[begin Exercise materials]

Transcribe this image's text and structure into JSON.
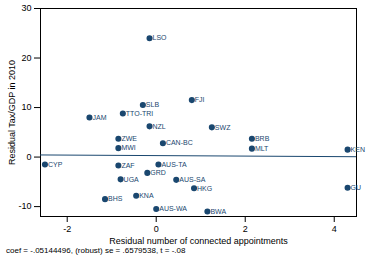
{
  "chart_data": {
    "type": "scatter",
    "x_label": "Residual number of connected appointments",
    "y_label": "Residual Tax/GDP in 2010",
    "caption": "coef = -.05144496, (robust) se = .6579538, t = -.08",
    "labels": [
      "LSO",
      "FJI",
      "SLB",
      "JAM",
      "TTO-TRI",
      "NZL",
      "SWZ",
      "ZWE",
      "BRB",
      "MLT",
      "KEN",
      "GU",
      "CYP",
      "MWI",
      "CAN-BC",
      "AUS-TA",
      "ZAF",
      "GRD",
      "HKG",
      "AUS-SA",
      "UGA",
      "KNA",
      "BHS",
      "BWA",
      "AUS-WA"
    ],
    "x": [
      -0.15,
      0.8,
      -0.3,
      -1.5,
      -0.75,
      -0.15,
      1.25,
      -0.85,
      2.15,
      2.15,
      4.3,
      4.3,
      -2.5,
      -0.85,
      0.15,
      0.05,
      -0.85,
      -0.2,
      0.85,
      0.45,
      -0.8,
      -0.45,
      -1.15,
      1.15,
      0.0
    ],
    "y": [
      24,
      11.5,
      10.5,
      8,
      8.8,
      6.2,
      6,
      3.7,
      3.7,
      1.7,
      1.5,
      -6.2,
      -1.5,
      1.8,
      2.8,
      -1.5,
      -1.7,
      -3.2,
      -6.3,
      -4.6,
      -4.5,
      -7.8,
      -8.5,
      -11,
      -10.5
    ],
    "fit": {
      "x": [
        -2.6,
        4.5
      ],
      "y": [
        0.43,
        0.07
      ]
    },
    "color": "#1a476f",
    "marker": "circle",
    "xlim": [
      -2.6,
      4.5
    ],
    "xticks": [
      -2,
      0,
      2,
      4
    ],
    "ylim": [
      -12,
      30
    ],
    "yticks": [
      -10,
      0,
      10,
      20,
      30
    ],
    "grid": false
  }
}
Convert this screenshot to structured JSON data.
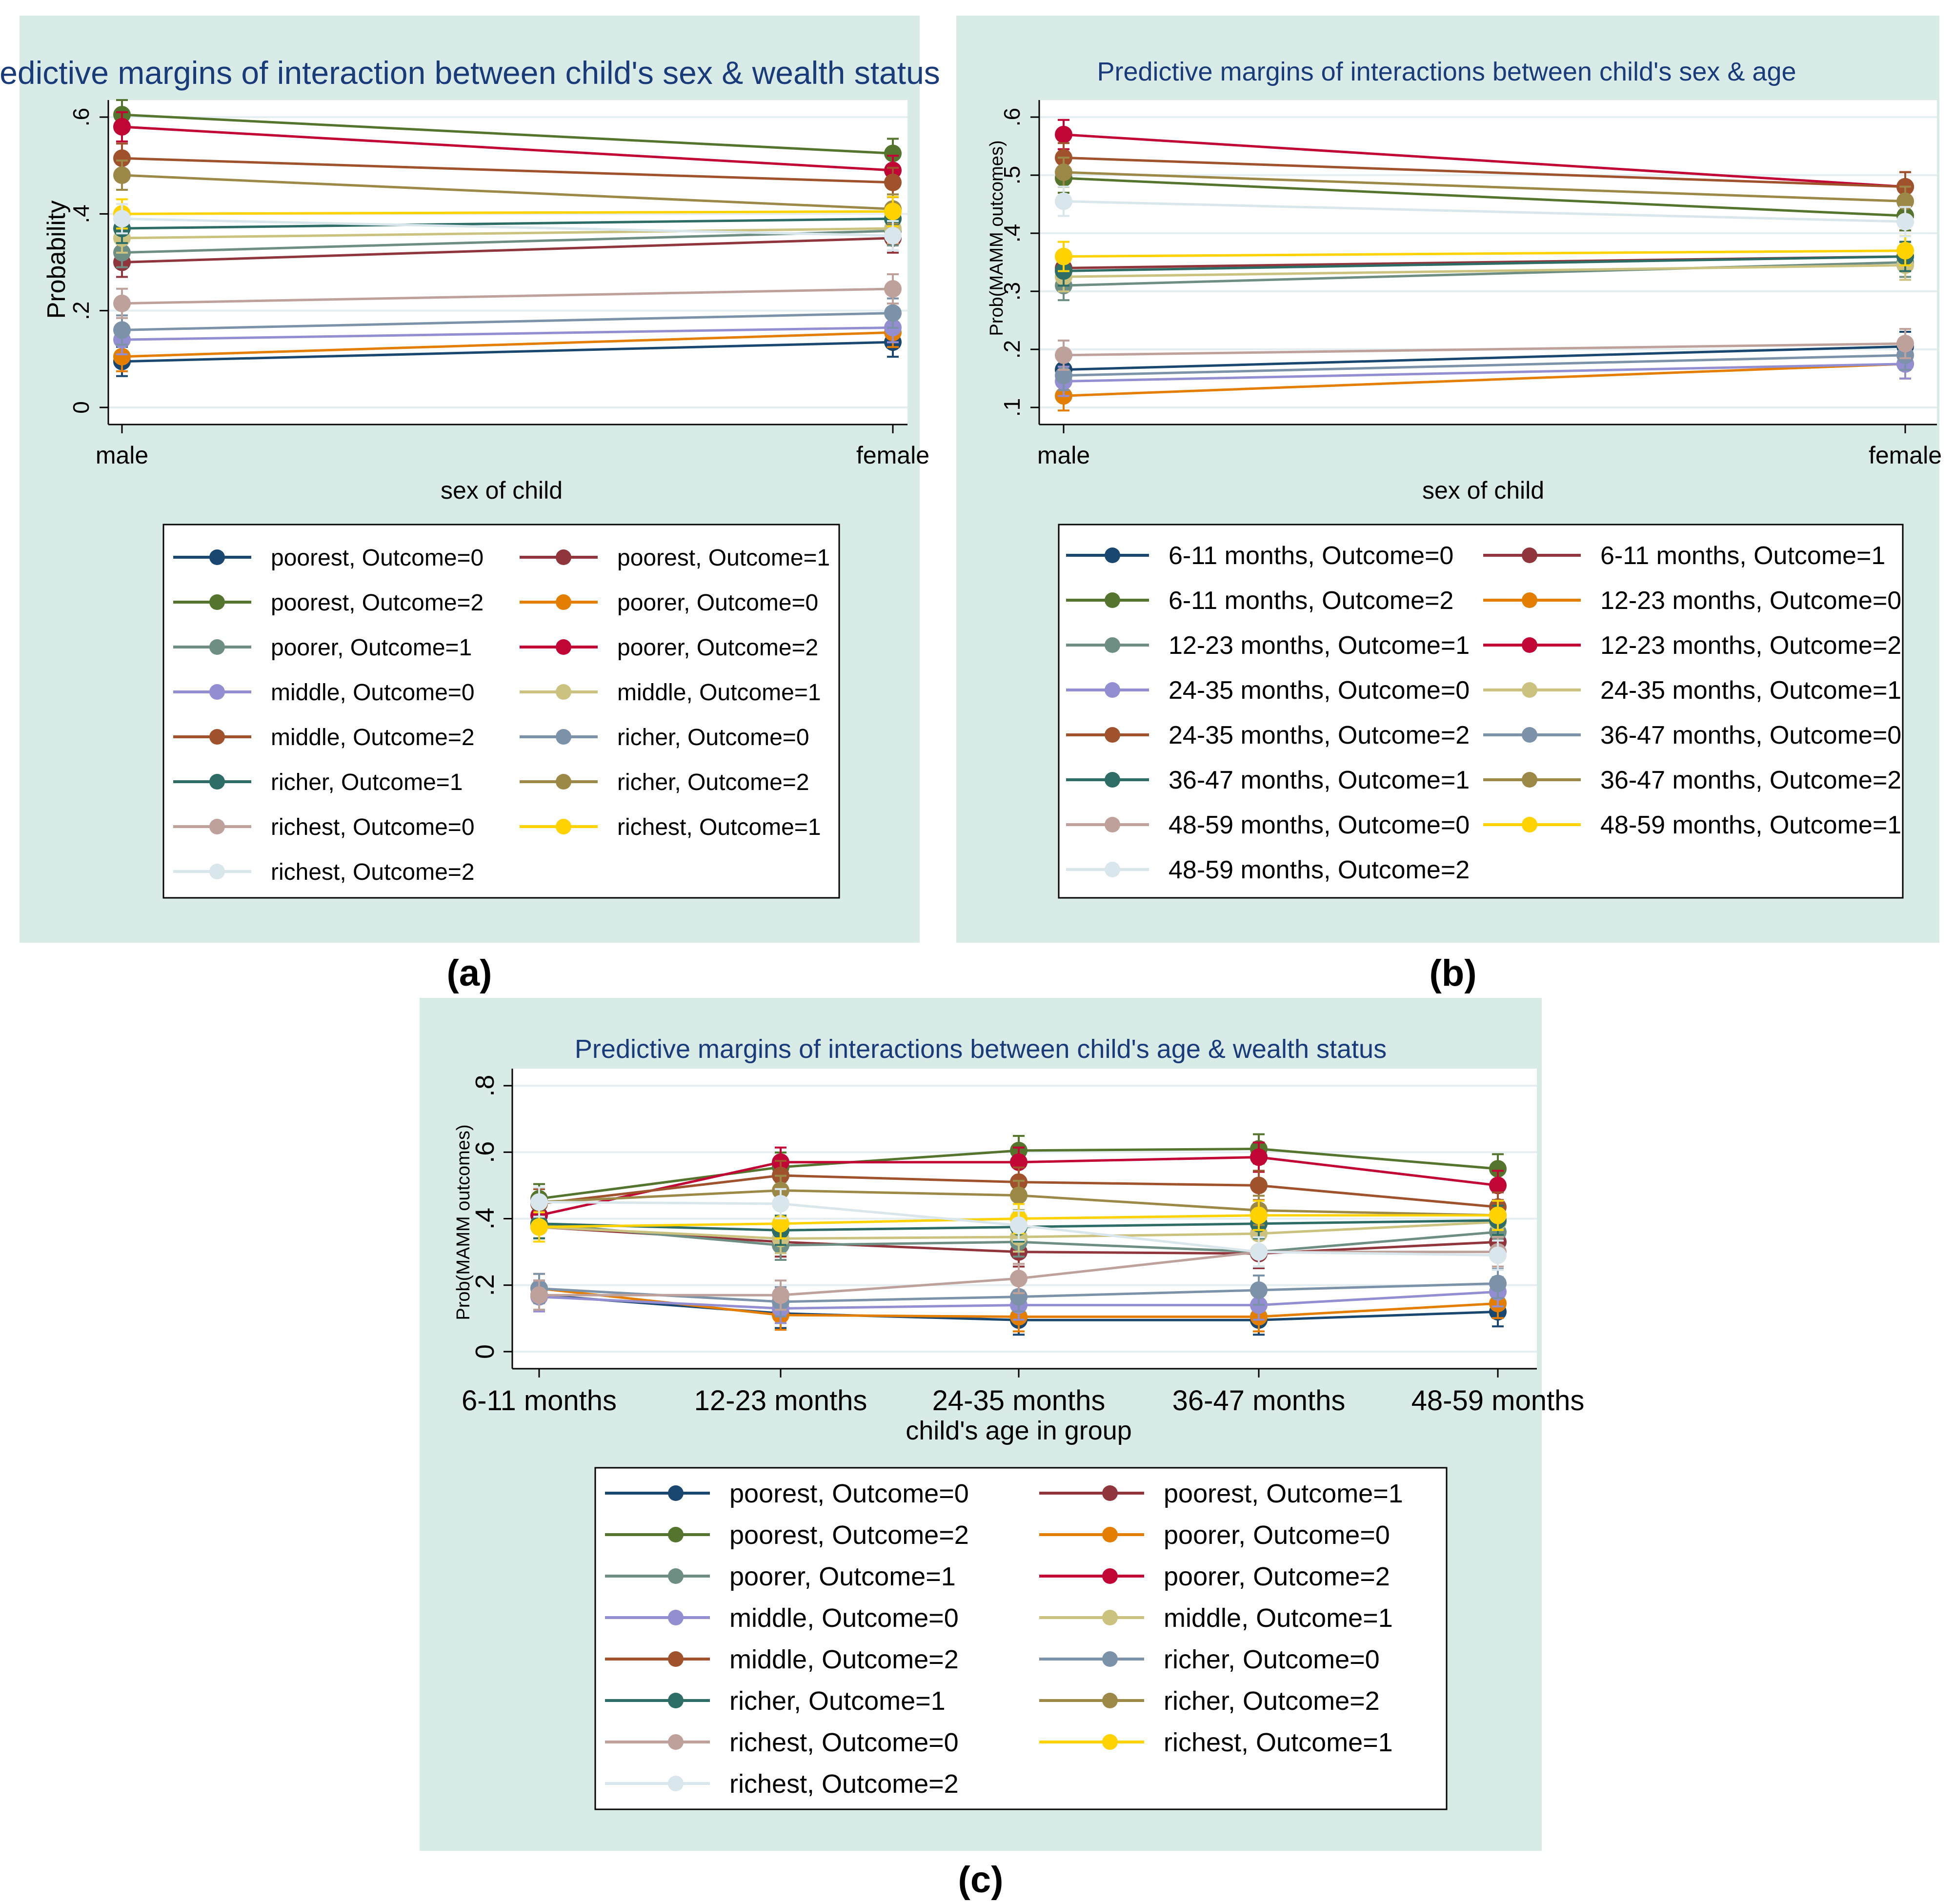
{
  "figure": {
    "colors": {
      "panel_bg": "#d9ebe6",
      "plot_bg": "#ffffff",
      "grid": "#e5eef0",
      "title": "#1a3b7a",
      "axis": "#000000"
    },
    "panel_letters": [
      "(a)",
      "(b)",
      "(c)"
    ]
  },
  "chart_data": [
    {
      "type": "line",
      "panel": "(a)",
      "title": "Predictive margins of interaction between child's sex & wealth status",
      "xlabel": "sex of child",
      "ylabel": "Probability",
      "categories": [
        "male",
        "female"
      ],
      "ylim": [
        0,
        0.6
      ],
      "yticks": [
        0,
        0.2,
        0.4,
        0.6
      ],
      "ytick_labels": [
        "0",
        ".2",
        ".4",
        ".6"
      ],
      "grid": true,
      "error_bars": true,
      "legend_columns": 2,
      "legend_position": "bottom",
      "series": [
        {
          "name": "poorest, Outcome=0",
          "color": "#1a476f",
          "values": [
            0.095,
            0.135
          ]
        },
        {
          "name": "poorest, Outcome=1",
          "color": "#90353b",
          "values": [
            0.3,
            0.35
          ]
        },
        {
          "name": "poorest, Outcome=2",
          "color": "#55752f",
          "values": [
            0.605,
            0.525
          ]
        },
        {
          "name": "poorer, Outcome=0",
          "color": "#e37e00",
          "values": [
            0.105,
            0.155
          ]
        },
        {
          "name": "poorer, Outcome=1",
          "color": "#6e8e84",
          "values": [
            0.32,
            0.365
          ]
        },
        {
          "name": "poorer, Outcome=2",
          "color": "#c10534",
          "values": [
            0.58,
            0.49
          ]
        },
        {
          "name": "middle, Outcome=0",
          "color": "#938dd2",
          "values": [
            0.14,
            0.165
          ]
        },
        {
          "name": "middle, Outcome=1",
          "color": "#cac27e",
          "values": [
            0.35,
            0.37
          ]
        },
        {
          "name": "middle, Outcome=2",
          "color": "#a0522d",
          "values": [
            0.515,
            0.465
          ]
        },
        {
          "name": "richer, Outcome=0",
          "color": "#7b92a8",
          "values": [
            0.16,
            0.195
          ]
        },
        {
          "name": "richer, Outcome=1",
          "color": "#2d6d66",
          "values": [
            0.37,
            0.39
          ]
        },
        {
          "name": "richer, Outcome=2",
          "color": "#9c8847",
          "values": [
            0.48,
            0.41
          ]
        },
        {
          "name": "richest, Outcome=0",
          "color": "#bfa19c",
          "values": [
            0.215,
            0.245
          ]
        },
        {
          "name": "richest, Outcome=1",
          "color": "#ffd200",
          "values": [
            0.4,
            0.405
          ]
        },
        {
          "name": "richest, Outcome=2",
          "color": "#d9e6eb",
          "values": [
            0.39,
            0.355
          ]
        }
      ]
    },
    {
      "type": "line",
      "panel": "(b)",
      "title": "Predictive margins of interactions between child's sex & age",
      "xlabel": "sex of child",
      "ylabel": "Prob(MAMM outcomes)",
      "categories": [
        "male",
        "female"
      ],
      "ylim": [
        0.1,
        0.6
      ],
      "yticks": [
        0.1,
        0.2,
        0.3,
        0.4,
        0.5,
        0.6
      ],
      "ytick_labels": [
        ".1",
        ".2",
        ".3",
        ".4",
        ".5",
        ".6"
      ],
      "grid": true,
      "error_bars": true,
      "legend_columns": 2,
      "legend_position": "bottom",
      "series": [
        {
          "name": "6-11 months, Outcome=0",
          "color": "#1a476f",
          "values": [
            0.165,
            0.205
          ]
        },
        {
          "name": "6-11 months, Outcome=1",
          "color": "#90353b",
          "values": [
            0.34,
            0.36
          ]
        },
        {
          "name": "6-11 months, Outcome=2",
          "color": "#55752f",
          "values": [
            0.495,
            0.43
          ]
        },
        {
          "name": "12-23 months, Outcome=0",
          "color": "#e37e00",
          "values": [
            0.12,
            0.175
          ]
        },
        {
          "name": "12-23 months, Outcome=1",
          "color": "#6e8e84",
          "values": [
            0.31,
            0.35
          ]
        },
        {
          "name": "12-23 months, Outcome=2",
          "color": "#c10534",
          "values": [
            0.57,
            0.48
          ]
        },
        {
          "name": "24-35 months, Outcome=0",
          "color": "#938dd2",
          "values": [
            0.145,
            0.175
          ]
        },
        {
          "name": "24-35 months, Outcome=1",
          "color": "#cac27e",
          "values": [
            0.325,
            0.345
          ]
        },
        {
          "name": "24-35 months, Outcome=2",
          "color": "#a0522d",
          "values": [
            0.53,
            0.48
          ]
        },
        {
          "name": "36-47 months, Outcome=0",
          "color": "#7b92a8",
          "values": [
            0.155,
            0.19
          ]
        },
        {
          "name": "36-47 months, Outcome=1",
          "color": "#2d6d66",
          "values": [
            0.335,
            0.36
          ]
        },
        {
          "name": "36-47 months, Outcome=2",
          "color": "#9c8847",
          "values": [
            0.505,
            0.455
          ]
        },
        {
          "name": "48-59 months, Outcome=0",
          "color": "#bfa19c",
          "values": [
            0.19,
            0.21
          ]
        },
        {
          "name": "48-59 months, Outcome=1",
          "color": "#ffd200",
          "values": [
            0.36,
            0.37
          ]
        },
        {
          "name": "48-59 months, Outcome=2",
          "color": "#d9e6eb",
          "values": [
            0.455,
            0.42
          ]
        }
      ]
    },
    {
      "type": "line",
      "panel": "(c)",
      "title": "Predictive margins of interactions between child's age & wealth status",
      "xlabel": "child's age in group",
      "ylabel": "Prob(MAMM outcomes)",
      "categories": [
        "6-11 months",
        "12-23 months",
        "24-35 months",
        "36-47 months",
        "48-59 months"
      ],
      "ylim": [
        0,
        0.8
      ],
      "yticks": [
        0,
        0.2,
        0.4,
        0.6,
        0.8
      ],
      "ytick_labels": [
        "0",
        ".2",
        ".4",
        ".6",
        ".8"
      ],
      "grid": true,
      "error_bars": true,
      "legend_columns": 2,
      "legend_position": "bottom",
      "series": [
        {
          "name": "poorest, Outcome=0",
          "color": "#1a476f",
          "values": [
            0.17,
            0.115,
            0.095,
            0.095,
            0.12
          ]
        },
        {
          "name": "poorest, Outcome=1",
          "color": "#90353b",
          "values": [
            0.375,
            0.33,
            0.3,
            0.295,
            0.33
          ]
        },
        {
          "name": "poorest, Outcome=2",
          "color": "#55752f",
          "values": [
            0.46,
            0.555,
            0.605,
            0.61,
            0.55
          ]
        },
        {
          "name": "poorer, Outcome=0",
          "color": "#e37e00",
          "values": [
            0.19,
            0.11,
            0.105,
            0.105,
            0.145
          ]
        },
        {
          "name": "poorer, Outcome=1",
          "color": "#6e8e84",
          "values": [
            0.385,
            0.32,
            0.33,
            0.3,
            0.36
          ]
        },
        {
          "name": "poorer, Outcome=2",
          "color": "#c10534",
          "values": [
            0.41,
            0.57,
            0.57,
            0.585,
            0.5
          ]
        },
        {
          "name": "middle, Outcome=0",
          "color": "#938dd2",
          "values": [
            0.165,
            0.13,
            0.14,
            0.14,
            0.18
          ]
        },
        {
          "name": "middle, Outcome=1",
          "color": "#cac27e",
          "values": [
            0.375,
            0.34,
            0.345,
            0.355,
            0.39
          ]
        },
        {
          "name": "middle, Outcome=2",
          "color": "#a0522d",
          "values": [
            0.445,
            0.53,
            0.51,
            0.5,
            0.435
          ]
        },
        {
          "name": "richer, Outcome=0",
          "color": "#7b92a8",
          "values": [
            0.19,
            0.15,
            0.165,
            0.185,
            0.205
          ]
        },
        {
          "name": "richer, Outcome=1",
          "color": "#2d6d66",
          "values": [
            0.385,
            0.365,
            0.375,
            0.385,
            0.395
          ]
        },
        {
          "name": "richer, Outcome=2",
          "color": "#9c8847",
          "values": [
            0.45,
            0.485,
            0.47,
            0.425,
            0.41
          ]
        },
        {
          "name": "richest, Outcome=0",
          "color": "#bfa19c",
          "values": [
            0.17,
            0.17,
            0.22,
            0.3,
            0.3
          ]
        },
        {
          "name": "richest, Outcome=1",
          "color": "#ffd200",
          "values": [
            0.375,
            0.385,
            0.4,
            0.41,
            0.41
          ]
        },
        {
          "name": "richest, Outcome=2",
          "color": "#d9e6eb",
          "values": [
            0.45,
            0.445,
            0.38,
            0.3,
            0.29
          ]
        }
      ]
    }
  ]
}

[end Exercise materials]

> Exercise: Every line in the data that holds "margins" should be copied out.

> Response for this exercise:
      "title": "Predictive margins of interaction between child's sex & wealth status",
      "title": "Predictive margins of interactions between child's sex & age",
      "title": "Predictive margins of interactions between child's age & wealth status",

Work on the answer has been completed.